Data entries for graphics:
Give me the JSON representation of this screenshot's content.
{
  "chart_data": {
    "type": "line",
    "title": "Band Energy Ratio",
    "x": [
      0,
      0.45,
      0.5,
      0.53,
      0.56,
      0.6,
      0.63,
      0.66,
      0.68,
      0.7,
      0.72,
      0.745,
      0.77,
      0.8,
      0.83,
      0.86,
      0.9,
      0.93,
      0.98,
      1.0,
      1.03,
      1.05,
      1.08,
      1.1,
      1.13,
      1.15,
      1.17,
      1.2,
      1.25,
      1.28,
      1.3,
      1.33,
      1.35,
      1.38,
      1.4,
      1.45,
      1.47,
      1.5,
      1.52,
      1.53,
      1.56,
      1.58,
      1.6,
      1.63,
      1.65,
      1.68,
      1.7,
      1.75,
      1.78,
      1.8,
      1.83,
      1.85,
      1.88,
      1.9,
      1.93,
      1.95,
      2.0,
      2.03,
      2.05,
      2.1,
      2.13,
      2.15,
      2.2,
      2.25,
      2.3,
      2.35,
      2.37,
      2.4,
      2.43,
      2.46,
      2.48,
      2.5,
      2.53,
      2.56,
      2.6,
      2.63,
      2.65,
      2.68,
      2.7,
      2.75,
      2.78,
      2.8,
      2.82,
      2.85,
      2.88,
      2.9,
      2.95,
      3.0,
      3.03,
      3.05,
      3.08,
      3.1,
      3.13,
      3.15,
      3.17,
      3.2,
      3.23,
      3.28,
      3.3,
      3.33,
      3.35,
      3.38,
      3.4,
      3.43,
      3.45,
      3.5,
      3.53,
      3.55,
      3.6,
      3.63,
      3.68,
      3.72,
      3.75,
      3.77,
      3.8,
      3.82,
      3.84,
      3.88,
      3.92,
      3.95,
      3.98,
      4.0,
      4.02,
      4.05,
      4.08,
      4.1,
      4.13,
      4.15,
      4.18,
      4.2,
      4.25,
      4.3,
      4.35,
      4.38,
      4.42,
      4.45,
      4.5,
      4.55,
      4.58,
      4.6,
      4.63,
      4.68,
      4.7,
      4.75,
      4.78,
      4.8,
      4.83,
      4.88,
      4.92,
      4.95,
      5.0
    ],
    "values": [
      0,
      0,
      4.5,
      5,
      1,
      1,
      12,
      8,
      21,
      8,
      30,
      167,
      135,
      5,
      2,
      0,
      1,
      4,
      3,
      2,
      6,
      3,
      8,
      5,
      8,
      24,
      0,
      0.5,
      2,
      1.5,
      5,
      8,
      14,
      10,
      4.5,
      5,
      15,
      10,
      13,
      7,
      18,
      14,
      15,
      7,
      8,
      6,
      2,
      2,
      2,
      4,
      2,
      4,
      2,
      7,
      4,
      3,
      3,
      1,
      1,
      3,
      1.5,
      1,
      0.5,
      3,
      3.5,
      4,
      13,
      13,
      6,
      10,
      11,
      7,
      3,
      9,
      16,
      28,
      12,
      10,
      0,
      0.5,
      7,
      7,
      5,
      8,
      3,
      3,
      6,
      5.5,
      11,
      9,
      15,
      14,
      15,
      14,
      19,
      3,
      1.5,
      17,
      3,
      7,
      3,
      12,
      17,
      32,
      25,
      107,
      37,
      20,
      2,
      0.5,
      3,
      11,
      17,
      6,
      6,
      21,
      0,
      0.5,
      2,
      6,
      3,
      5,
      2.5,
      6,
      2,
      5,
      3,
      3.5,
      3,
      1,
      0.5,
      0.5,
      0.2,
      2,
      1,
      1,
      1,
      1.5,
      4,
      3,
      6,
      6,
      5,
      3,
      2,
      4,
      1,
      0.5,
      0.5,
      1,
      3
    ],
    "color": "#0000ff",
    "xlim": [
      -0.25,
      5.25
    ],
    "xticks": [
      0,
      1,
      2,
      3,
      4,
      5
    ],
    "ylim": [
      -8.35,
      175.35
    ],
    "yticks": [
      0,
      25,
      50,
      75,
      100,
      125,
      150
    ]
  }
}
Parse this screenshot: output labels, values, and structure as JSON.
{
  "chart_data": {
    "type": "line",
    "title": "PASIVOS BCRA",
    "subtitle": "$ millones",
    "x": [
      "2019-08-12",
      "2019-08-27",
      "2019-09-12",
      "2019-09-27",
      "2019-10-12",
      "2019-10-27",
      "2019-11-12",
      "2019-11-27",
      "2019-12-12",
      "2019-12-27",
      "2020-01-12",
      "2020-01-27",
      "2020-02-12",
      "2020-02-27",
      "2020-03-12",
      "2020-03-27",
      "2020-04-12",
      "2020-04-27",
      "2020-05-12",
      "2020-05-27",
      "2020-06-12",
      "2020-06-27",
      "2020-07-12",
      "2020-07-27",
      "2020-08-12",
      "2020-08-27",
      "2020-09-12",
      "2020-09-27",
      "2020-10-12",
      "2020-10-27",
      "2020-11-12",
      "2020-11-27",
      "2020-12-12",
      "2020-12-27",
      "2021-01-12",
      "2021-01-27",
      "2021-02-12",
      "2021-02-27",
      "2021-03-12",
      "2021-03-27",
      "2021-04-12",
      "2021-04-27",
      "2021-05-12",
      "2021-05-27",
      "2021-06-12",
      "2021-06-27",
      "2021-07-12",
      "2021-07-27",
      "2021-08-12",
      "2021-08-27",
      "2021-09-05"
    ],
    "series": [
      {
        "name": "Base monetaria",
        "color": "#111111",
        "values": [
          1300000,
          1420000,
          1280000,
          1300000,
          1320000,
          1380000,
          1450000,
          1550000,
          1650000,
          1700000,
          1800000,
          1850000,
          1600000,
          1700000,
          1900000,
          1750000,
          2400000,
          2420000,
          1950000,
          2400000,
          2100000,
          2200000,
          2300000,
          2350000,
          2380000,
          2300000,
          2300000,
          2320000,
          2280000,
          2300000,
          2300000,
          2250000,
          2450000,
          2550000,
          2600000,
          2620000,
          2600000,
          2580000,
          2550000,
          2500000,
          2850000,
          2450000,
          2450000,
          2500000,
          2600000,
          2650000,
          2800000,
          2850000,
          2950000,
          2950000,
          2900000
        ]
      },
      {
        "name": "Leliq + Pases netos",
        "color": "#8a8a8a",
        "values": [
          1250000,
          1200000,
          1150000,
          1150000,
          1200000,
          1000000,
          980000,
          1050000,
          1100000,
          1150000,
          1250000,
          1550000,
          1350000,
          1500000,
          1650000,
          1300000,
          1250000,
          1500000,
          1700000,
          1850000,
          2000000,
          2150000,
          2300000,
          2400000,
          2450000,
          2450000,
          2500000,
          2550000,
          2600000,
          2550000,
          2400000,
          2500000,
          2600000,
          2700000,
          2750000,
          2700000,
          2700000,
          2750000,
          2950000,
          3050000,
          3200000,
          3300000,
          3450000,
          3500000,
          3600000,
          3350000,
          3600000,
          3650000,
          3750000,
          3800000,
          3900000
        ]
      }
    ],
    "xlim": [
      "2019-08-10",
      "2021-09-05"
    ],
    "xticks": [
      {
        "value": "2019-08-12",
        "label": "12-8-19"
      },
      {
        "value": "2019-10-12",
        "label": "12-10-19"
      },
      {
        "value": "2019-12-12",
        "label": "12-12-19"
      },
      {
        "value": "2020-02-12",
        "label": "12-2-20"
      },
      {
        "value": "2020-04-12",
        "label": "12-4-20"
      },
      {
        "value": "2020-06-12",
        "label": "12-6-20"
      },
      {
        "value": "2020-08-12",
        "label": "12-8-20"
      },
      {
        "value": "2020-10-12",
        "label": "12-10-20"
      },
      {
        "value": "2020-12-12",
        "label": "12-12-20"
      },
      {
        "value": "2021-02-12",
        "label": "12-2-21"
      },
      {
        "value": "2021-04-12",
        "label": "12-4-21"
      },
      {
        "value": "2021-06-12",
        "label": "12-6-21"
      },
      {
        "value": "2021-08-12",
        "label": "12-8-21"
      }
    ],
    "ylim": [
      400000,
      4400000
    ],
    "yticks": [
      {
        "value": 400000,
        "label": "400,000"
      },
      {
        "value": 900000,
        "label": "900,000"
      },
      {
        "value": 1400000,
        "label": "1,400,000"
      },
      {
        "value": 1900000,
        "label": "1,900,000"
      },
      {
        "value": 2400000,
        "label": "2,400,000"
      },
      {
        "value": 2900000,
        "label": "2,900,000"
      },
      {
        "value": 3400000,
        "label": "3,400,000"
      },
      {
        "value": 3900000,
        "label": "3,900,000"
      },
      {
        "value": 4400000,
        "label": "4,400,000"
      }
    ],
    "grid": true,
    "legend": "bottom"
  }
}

### [TASK DESCRIPTION]
Which lines hold the string "JSON"? Copy all of them from the data above.

### [SOLVED PROBLEM]
Give me the JSON representation of this screenshot's content.
Parse this screenshot: output labels, values, and structure as JSON.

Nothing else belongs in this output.